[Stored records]
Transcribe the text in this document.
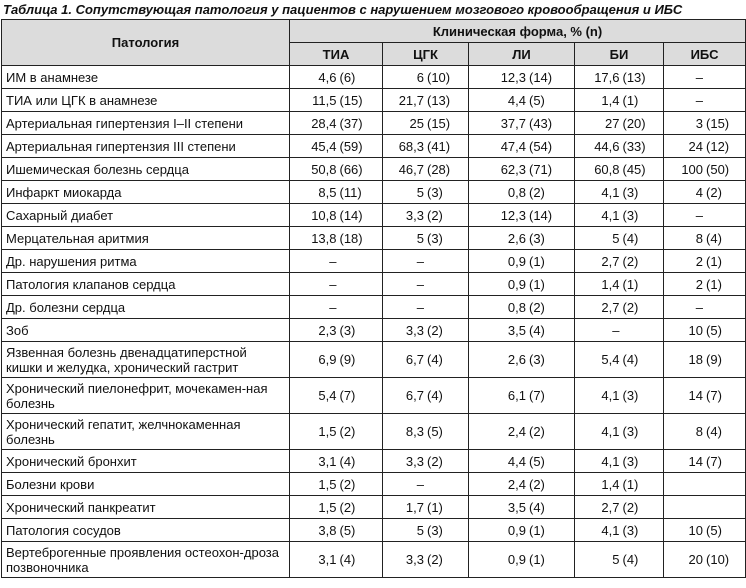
Таблица 1. Сопутствующая патология у пациентов с нарушением мозгового кровообращения и ИБС
Патология	Клиническая форма, % (n)				
	ТИА	ЦГК	ЛИ	БИ	ИБС
ИМ в анамнезе	4,6 (6)	6 (10)	12,3 (14)	17,6 (13)	–
ТИА или ЦГК в анамнезе	11,5 (15)	21,7 (13)	4,4 (5)	1,4 (1)	–
Артериальная гипертензия I–II степени	28,4 (37)	25 (15)	37,7 (43)	27 (20)	3 (15)
Артериальная гипертензия III степени	45,4 (59)	68,3 (41)	47,4 (54)	44,6 (33)	24 (12)
Ишемическая болезнь сердца	50,8 (66)	46,7 (28)	62,3 (71)	60,8 (45)	100 (50)
Инфаркт миокарда	8,5 (11)	5 (3)	0,8 (2)	4,1 (3)	4 (2)
Сахарный диабет	10,8 (14)	3,3 (2)	12,3 (14)	4,1 (3)	–
Мерцательная аритмия	13,8 (18)	5 (3)	2,6 (3)	5 (4)	8 (4)
Др. нарушения ритма	–	–	0,9 (1)	2,7 (2)	2 (1)
Патология клапанов сердца	–	–	0,9 (1)	1,4 (1)	2 (1)
Др. болезни сердца	–	–	0,8 (2)	2,7 (2)	–
Зоб	2,3 (3)	3,3 (2)	3,5 (4)	–	10 (5)
Язвенная болезнь двенадцатиперстной кишки и желудка, хронический гастрит	6,9 (9)	6,7 (4)	2,6 (3)	5,4 (4)	18 (9)
Хронический пиелонефрит, мочекамен-ная болезнь	5,4 (7)	6,7 (4)	6,1 (7)	4,1 (3)	14 (7)
Хронический гепатит, желчнокаменная болезнь	1,5 (2)	8,3 (5)	2,4 (2)	4,1 (3)	8 (4)
Хронический бронхит	3,1 (4)	3,3 (2)	4,4 (5)	4,1 (3)	14 (7)
Болезни крови	1,5 (2)	–	2,4 (2)	1,4 (1)	
Хронический панкреатит	1,5 (2)	1,7 (1)	3,5 (4)	2,7 (2)	
Патология сосудов	3,8 (5)	5 (3)	0,9 (1)	4,1 (3)	10 (5)
Вертеброгенные проявления остеохон-дроза позвоночника	3,1 (4)	3,3 (2)	0,9 (1)	5 (4)	20 (10)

TASK DETAILS: Quote the entries above word for word. Leave the images out.

TASK ANSWER:
Transcribe the text in this document.
Таблица 1. Сопутствующая патология у пациентов с нарушением мозгового кровообращения и ИБС
Патология	Клиническая форма, % (n)				
	ТИА	ЦГК	ЛИ	БИ	ИБС
ИМ в анамнезе	4,6 (6)	6 (10)	12,3 (14)	17,6 (13)	–
ТИА или ЦГК в анамнезе	11,5 (15)	21,7 (13)	4,4 (5)	1,4 (1)	–
Артериальная гипертензия I–II степени	28,4 (37)	25 (15)	37,7 (43)	27 (20)	3 (15)
Артериальная гипертензия III степени	45,4 (59)	68,3 (41)	47,4 (54)	44,6 (33)	24 (12)
Ишемическая болезнь сердца	50,8 (66)	46,7 (28)	62,3 (71)	60,8 (45)	100 (50)
Инфаркт миокарда	8,5 (11)	5 (3)	0,8 (2)	4,1 (3)	4 (2)
Сахарный диабет	10,8 (14)	3,3 (2)	12,3 (14)	4,1 (3)	–
Мерцательная аритмия	13,8 (18)	5 (3)	2,6 (3)	5 (4)	8 (4)
Др. нарушения ритма	–	–	0,9 (1)	2,7 (2)	2 (1)
Патология клапанов сердца	–	–	0,9 (1)	1,4 (1)	2 (1)
Др. болезни сердца	–	–	0,8 (2)	2,7 (2)	–
Зоб	2,3 (3)	3,3 (2)	3,5 (4)	–	10 (5)
Язвенная болезнь двенадцатиперстной кишки и желудка, хронический гастрит	6,9 (9)	6,7 (4)	2,6 (3)	5,4 (4)	18 (9)
Хронический пиелонефрит, мочекамен-ная болезнь	5,4 (7)	6,7 (4)	6,1 (7)	4,1 (3)	14 (7)
Хронический гепатит, желчнокаменная болезнь	1,5 (2)	8,3 (5)	2,4 (2)	4,1 (3)	8 (4)
Хронический бронхит	3,1 (4)	3,3 (2)	4,4 (5)	4,1 (3)	14 (7)
Болезни крови	1,5 (2)	–	2,4 (2)	1,4 (1)	
Хронический панкреатит	1,5 (2)	1,7 (1)	3,5 (4)	2,7 (2)	
Патология сосудов	3,8 (5)	5 (3)	0,9 (1)	4,1 (3)	10 (5)
Вертеброгенные проявления остеохон-дроза позвоночника	3,1 (4)	3,3 (2)	0,9 (1)	5 (4)	20 (10)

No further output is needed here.